:: Article
L’intéressé prend bel et bien l’eau. Mouline et frappe comme il peut. Seul au monde au cœur de la piscine olympique de Sydney. Victime désignée. Proie facile. Qui, au-delà de la farce, éveille de vieux fantômes : la lutte des faibles face aux puissants, l’émulation victime de la compétition, la faillite de l’égalité par le sport. Le lendemain, Albert Jaccard, philosophe, s’émeut : “ Ne nous trompons pas de cible : les vrais bouffons ce sont les autres, ceux qui exhibent leurs médailles et agitent leurs drapeaux… ”
Eric Moussambani est à mille lieux du débat qui, aujourd’hui encore, prévaut. Si loin, que dix bons mois ont été nécessaires pour le localiser et le rencontrer. Un temps signalé en Espagne, où vivent ses frères et sœurs, puis aux Etats Unis, où il a suivit une formation, il a, au final, retrouvé la Guinée Equatoriale, son pays d’origine. La qualité de la première conversation téléphonique est mauvaise, mais pas son propos : Eric encourage l’échange mais prévient que l’administration de son pays réclame – doux euphémisme – quelques formalités administratives et douanières en échange.
La rencontre tant attendue démarre dans un contexte ubuesque. Au gré d’une capitale – Malabo – située sur une île, à 35 km du Nigéria, mais à 300 km de la partie continentale du pays. Dans des rues où l’on parle pitchi et espagnol, mais où les échanges commerciaux se font en francs CFA. A la lisière d’un territoire entièrement contrôlé par les compagnies pétrolières américaines. Sous le regard de multiples uniformes dont on comprend vite qu’ils n’obéissent qu’à un seul homme, l’omnipotent Obiang Nguema, installé au sommet de l’Etat depuis vingt-huit ans.
Eric est exact au rendez-vous. Peut être plus enveloppé et plus rond qu’imaginé. Garant d’une histoire, qu’il confesse n’avoir jamais vraiment racontée. Ou par bribes. Dans la foulée de son aventure australienne. Peut être parce que, à l’image du pays où il vit, elle flirte avec d’invraisemblable.
::::
**Travail à faire**
1. D'après l'article sur Eric Moussambani, depuis combien de temps Obiang Nguema est-il installé au sommet de l'État ?
2. Relevez tous les pays que l'article sur Eric Moussambani désigne par leur nom.
3. Prolongez l'article sur Eric Moussambani à partir de sa dernière phrase.
:: Jeu de données
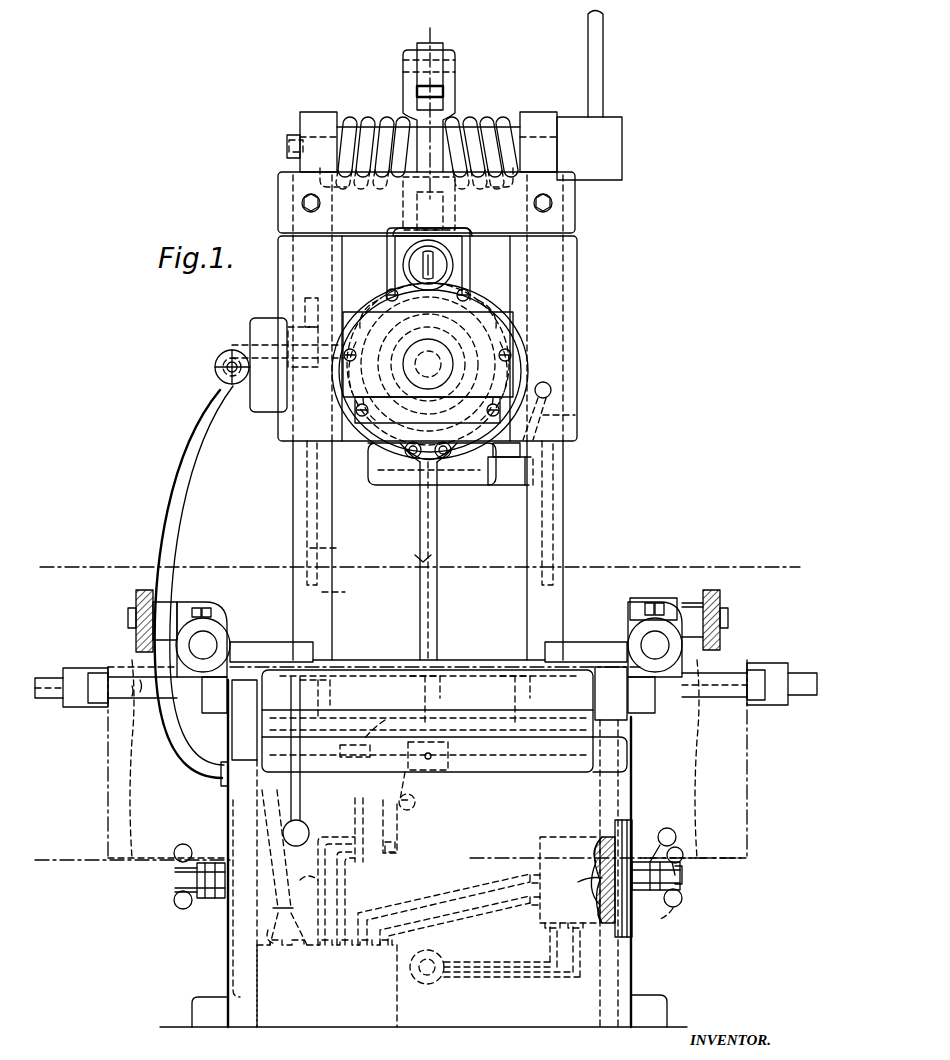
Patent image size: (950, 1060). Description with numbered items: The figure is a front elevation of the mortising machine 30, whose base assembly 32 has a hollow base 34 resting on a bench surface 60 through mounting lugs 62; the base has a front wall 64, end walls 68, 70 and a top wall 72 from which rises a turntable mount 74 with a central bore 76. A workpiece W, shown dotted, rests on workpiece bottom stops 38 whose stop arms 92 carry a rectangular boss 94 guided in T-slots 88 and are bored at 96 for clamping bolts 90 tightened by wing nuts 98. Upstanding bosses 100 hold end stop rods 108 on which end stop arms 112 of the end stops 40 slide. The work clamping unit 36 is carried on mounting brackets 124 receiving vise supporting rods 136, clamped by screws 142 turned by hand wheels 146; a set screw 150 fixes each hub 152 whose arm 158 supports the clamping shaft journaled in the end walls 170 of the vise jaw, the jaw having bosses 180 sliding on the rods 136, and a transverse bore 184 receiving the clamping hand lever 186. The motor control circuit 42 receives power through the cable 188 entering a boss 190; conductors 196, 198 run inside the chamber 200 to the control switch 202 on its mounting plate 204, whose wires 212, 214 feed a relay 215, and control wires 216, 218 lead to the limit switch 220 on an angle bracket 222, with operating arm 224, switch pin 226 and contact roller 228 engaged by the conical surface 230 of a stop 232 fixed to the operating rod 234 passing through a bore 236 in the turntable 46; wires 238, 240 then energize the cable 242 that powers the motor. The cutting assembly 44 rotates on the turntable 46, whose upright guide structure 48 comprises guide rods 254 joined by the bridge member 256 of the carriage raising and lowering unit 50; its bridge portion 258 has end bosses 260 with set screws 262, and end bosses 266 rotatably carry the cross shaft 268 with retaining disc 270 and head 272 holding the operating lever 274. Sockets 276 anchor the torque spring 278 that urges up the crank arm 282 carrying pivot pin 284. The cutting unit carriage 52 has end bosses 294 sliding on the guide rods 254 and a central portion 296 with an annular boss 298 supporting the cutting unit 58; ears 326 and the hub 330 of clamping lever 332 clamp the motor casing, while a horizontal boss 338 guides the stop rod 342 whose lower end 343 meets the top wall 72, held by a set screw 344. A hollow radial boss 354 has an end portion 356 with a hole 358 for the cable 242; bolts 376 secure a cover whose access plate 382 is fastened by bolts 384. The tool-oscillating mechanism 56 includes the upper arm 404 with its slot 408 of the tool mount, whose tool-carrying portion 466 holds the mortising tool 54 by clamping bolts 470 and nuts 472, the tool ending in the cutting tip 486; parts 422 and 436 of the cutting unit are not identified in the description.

The mortising machine 30 is at (590, 470).
The base assembly 32 is at (634, 778).
The hollow base 34 is at (256, 822).
The work clamping unit 36 is at (556, 735).
The workpiece bottom stops 38 is at (211, 898).
The workpiece end stops 40 is at (80, 668).
The motor control circuit 42 is at (490, 878).
The cutting assembly 44 is at (580, 388).
The turntable 46 is at (372, 684).
The upright guide structure 48 is at (291, 496).
The carriage raising and lowering unit 50 is at (367, 110).
The cutting unit carriage 52 is at (580, 294).
The mortising tool 54 is at (418, 492).
The tool-oscillating mechanism 56 is at (382, 349).
The horizontally-adjustable cutting unit 58 is at (534, 360).
The mounting surface 60 is at (185, 1024).
The mounting flanges or lugs 62 is at (207, 998).
The front wall 64 is at (472, 1028).
The end wall 68 is at (223, 954).
The end wall 70 is at (634, 957).
The top wall 72 is at (505, 740).
The turntable mount 74 is at (530, 712).
The central bore 76 is at (370, 729).
The T-slots 88 is at (618, 840).
The clamping bolts 90 is at (690, 878).
The workpiece bottom stop arms 92 is at (207, 856).
The rectangular boss 94 is at (602, 880).
The bore 96 is at (690, 915).
The wing nuts 98 is at (176, 905).
The upstanding bosses 100 is at (277, 642).
The end stop rods 108 is at (45, 676).
The end stop arms 112 is at (95, 684).
The mounting brackets 124 is at (192, 596).
The clamping vise supporting rods 136 is at (212, 645).
The screws 142 is at (130, 618).
The thumb screws or hand wheels 146 is at (140, 594).
The set screw 150 is at (207, 606).
The hub 152 is at (214, 626).
The arm 158 is at (210, 714).
The end walls 170 is at (430, 713).
The upstanding bosses 180 is at (227, 608).
The transverse bore 184 is at (326, 700).
The clamping hand lever 186 is at (300, 795).
The flexible two-conductor cable 188 is at (455, 950).
The boss 190 is at (424, 950).
The conductor 196 is at (550, 978).
The conductor 198 is at (550, 950).
The chamber 200 is at (600, 866).
The control switch 202 is at (567, 821).
The mounting plate 204 is at (645, 930).
The wire 212 is at (485, 923).
The wire 214 is at (477, 899).
The relay 215 is at (398, 1007).
The wire 216 is at (348, 888).
The wire 218 is at (306, 888).
The limit switch 220 is at (444, 906).
The angle bracket 222 is at (368, 750).
The operating arm 224 is at (416, 831).
The switch pin 226 is at (424, 815).
The contact roller 228 is at (442, 796).
The conical surface 230 is at (459, 779).
The switch actuating stop 232 is at (453, 748).
The limit switch operating rod 234 is at (437, 628).
The bore 236 is at (417, 697).
The wire 238 is at (295, 948).
The wire 240 is at (268, 948).
The cable 242 is at (190, 480).
The guide rods 254 is at (300, 527).
The bridge member 256 is at (579, 205).
The bridge portion 258 is at (577, 240).
The end bosses 260 is at (280, 195).
The set screws 262 is at (302, 207).
The end bosses 266 is at (320, 114).
The cross shaft 268 is at (495, 124).
The retaining disc 270 is at (287, 143).
The head 272 is at (622, 144).
The operating lever 274 is at (603, 78).
The sockets 276 is at (338, 184).
The double helical torque spring 278 is at (380, 114).
The crank arm 282 is at (422, 148).
The pivot pin 284 is at (438, 54).
The end bosses 294 is at (290, 288).
The central portion 296 is at (368, 450).
The annular boss 298 is at (475, 252).
The ears 326 is at (372, 485).
The hub 330 is at (508, 485).
The clamping lever 332 is at (560, 418).
The horizontal boss 338 is at (290, 320).
The stop rod 342 is at (341, 548).
The lower end 343 is at (348, 591).
The set screw 344 is at (287, 347).
The hollow radial boss 354 is at (262, 398).
The end portion 356 is at (216, 368).
The hole 358 is at (226, 350).
The bolts 376 is at (386, 291).
The access plate 382 is at (498, 340).
The bolts 384 is at (427, 367).
The upper arm 404 is at (468, 345).
The slot 408 is at (142, 705).
The ring 422 is at (405, 326).
The hub 436 is at (435, 357).
The tool-carrying portion 466 is at (452, 455).
The tool clamping bolts 470 is at (405, 455).
The tool clamping nuts 472 is at (510, 464).
The cutting tip 486 is at (420, 562).
The workpiece W is at (105, 838).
::::
**Réponses à l'exercice**
1. Depuis vingt-huit ans.

2. L'Espagne, les États-Unis, la Guinée équatoriale et le Nigéria.

3.
“ Tout a débuté par un simple message sur les ondes de la radio nationale qui invitait ceux qui le désiraient à subir un test de natation. ” Le lieu de rendez-vous ? La piscine de l’hôtel Ureca, située en plein centre de Malabo. Où précisément nous sommes. Sauf que le bâtiment est, aujourd’hui, à l’abandon ; le bassin vide et l’ensemble fréquenté par une dizaine d’ouvriers démotivés.
En janvier 2000, huit mois avant les Jeux de Sydney, le Président du Comité National Olympique, celui de la Fédération de Natation, créée pour l’occasion, et un journaliste aux ordres “ auditionnent ”, bien plus sérieusement, une trentaine d’apprentis nageurs. Eric n’est pas le plus entreprenant, mais, bon point, le seul à être arrivé à l’heure.
Réalité du sport africain : ses édiles ne détestent ni les subventions que les instances internationales leur octroient ni les invitations qui les accompagnent. Quitte à lever un contingent de pseudo athlètes le cas échéant. Eric acquiesce : “ Sur le moment, je ne me suis rendu compte de rien. Mais, pour l’essentiel, j’ai servi de prétexte. Il n’y a pas une piscine de 50 m dans toute la Guinée et il n’y en a toujours pas. Malgré les promesses et les engagements. ”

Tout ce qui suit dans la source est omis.